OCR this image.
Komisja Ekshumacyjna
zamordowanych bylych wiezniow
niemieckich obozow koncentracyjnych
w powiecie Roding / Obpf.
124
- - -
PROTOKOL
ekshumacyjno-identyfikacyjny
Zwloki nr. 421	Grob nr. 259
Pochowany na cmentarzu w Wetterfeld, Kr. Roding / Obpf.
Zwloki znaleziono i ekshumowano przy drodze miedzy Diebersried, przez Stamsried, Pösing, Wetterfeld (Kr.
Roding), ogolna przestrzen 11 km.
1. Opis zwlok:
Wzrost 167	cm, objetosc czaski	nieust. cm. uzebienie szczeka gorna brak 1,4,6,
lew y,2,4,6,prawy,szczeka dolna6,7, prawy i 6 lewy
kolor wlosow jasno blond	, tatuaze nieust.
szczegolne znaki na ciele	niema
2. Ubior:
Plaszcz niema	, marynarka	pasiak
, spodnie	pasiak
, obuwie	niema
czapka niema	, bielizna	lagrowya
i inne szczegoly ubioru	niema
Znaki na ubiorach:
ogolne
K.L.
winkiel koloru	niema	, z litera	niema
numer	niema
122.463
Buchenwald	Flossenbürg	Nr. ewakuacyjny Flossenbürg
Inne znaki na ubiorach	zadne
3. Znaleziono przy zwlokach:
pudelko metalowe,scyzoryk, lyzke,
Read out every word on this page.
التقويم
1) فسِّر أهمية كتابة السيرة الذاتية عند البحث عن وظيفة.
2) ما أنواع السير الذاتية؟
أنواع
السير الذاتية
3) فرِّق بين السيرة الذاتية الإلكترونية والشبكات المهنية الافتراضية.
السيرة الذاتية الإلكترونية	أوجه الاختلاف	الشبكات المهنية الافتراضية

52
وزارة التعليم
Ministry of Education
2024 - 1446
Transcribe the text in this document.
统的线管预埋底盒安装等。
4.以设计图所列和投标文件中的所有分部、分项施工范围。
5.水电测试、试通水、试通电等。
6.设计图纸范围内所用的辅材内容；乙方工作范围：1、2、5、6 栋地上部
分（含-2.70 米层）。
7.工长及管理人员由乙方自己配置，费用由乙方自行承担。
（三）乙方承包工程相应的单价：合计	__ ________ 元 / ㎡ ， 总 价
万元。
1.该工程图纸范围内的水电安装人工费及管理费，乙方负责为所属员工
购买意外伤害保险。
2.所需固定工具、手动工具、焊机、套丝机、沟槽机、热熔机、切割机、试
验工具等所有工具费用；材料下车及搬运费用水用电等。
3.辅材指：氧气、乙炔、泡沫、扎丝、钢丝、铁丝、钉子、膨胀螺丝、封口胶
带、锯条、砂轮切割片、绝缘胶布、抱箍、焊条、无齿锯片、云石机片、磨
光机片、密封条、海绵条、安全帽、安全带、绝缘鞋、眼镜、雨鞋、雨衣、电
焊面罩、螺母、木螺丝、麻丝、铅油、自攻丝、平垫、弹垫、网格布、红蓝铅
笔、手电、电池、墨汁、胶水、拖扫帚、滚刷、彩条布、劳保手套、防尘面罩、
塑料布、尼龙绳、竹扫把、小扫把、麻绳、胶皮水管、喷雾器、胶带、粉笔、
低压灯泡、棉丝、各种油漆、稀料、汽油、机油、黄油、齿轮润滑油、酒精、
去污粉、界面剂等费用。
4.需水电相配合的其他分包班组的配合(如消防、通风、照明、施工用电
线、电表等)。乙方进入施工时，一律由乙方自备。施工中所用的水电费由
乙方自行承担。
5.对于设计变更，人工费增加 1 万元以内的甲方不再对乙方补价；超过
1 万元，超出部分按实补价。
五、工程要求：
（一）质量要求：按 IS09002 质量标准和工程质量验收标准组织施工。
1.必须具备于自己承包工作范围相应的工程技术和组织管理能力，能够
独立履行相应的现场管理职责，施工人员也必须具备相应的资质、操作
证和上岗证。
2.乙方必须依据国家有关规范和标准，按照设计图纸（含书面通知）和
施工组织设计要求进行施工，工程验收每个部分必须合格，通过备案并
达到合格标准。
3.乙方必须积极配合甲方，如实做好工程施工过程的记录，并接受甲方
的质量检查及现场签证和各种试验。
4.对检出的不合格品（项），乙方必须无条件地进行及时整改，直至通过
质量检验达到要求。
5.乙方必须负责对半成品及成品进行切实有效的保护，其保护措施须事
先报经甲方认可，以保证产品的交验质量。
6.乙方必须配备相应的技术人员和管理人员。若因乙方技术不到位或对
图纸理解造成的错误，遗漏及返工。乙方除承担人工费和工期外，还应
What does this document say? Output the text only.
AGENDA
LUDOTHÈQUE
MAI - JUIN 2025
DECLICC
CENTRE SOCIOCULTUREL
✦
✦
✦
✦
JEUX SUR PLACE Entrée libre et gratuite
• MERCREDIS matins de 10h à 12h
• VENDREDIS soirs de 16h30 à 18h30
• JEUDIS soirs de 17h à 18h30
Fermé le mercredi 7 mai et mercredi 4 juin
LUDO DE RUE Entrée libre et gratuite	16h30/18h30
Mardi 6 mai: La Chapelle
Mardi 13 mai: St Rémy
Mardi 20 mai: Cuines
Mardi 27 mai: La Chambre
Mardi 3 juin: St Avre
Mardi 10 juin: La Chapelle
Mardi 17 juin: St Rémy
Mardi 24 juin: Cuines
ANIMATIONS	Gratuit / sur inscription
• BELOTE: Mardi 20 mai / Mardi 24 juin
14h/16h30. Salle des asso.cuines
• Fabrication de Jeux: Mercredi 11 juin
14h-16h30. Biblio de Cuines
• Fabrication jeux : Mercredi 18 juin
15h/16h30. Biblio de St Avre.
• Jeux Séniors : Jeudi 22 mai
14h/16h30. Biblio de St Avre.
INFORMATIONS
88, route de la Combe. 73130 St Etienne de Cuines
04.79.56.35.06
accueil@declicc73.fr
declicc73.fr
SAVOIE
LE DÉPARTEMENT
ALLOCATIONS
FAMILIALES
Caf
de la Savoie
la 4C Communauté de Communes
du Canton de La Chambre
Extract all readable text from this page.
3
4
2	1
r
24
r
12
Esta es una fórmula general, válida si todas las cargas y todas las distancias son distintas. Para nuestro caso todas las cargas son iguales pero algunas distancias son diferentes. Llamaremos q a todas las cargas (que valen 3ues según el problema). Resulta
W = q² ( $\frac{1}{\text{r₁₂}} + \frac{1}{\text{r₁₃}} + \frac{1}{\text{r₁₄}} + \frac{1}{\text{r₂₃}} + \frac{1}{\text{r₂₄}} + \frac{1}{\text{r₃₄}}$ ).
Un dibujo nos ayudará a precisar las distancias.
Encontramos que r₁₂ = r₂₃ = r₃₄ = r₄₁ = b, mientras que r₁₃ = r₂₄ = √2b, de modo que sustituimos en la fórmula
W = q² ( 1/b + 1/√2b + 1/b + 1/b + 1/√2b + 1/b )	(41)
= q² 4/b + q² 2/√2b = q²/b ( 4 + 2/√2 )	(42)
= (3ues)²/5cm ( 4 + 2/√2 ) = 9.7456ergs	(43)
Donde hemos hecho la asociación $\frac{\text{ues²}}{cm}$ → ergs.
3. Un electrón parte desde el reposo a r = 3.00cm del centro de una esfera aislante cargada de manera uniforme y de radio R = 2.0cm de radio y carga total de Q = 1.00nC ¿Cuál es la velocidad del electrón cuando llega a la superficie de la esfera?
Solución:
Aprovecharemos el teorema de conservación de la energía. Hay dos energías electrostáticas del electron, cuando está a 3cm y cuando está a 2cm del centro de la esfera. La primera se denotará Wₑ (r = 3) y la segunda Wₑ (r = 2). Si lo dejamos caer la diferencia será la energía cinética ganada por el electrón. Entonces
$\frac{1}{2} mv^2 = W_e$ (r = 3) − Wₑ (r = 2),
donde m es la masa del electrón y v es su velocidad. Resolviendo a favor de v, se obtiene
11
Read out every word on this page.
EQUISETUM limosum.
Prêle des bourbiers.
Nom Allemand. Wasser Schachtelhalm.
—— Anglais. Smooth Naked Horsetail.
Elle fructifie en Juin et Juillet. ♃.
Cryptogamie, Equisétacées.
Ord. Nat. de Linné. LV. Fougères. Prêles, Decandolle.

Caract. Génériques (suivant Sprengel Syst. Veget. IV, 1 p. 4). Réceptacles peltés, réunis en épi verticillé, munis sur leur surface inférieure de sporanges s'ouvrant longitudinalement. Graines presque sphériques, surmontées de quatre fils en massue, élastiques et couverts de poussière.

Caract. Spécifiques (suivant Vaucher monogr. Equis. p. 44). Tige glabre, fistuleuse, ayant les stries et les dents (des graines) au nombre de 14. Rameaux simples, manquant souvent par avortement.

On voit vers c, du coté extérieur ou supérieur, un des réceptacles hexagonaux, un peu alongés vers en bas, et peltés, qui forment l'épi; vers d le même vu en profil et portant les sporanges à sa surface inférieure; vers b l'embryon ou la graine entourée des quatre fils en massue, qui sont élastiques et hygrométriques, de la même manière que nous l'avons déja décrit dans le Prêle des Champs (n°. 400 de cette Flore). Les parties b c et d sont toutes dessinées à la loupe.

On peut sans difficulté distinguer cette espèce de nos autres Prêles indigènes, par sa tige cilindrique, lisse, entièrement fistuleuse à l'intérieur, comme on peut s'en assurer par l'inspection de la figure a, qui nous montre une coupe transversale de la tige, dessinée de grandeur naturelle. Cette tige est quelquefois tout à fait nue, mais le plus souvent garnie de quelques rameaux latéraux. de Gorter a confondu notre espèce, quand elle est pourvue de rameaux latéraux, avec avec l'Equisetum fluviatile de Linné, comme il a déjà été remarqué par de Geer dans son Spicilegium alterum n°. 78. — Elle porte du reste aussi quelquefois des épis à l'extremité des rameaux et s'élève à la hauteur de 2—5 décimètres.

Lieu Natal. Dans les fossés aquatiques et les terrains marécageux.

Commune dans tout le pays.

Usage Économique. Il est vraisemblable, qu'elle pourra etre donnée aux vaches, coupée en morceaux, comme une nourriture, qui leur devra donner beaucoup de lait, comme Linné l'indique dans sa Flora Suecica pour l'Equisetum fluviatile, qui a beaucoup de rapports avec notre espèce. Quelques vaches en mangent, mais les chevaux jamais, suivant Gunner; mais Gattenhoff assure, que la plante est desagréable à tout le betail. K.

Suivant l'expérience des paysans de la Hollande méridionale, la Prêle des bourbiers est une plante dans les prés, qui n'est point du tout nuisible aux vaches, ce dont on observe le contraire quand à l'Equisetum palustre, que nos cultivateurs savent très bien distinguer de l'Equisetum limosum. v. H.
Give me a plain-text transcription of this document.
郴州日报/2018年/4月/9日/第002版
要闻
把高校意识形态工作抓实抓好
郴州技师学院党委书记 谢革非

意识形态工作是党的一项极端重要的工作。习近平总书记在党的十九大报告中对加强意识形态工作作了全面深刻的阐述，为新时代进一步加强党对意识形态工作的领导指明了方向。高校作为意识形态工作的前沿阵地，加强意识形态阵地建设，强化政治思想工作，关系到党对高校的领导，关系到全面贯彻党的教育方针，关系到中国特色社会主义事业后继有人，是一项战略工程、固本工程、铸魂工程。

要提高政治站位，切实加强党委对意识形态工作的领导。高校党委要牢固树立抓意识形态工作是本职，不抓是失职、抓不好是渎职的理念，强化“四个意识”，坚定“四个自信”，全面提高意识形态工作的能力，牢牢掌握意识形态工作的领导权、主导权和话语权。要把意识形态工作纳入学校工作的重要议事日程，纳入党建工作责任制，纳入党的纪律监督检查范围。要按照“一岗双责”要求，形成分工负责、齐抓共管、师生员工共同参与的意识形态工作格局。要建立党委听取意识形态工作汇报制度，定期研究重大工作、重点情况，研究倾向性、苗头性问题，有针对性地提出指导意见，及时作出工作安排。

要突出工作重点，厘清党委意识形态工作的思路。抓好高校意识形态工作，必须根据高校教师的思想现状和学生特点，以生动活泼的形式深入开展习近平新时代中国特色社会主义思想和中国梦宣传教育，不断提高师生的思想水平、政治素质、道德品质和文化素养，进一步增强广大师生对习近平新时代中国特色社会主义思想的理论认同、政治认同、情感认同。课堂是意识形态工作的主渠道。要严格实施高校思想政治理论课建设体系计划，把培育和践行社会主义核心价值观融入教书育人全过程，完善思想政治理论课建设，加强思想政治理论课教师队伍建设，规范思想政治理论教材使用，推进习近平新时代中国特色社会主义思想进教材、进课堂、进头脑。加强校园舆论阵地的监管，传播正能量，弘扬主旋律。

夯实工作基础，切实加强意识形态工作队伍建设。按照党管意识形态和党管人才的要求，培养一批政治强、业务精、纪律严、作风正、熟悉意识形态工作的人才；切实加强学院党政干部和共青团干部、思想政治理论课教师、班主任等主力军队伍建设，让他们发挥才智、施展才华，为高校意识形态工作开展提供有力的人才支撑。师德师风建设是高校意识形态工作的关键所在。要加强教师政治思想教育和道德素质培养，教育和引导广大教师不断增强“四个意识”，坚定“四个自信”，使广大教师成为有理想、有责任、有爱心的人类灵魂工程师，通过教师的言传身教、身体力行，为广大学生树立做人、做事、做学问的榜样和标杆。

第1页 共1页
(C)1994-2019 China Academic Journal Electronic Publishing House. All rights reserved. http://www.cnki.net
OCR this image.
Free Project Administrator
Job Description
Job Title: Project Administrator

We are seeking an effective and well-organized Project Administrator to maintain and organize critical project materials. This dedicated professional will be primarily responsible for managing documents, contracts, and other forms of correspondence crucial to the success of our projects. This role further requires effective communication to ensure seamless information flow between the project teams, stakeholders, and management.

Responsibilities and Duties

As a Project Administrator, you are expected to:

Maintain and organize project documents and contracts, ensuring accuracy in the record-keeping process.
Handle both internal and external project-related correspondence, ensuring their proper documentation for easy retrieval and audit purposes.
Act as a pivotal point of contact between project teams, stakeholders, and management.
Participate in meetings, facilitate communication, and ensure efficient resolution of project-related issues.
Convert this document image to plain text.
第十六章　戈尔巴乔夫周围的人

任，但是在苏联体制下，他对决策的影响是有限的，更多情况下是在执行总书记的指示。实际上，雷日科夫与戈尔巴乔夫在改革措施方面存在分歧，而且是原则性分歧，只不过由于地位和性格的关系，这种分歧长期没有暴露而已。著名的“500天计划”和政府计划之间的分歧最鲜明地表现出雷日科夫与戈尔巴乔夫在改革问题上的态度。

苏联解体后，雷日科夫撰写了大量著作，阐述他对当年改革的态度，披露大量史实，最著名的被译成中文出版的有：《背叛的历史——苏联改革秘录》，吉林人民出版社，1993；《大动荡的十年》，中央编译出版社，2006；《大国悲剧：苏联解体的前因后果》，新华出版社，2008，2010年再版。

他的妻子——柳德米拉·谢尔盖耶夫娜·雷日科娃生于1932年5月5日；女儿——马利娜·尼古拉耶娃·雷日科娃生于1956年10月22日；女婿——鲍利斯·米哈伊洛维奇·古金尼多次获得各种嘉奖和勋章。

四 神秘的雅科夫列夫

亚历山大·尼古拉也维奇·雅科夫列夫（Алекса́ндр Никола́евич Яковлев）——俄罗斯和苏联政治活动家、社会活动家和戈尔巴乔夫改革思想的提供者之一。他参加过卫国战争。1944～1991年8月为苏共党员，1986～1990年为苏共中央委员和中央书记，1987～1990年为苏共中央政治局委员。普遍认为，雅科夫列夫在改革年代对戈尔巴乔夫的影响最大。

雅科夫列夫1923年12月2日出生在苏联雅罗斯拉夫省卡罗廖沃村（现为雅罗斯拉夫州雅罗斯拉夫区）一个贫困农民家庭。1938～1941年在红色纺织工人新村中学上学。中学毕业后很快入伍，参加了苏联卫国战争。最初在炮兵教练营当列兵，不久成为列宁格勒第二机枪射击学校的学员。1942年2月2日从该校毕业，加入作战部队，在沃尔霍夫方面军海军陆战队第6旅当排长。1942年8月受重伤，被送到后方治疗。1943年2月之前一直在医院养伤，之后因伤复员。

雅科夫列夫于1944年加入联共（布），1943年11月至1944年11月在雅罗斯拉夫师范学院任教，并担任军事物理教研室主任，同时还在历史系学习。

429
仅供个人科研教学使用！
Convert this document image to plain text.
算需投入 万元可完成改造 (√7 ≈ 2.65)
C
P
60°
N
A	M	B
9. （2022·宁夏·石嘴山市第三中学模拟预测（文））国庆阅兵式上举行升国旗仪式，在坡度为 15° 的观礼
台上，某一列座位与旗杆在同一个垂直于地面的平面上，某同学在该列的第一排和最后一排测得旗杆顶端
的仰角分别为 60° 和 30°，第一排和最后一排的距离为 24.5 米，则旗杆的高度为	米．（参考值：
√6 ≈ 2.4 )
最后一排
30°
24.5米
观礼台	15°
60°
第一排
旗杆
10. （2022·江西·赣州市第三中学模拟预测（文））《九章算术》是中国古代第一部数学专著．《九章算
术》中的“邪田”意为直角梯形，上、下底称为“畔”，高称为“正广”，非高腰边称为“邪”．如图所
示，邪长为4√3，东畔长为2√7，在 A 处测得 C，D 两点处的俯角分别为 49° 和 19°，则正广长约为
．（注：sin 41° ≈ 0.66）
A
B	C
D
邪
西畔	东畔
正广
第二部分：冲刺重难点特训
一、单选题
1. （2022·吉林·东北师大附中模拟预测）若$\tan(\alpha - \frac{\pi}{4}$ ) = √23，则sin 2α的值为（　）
______________________________
**Given problem:**
Select every line where the word "Entrée" occurs.

**Result:**
JEUX SUR PLACE Entrée libre et gratuite
LUDO DE RUE Entrée libre et gratuite	16h30/18h30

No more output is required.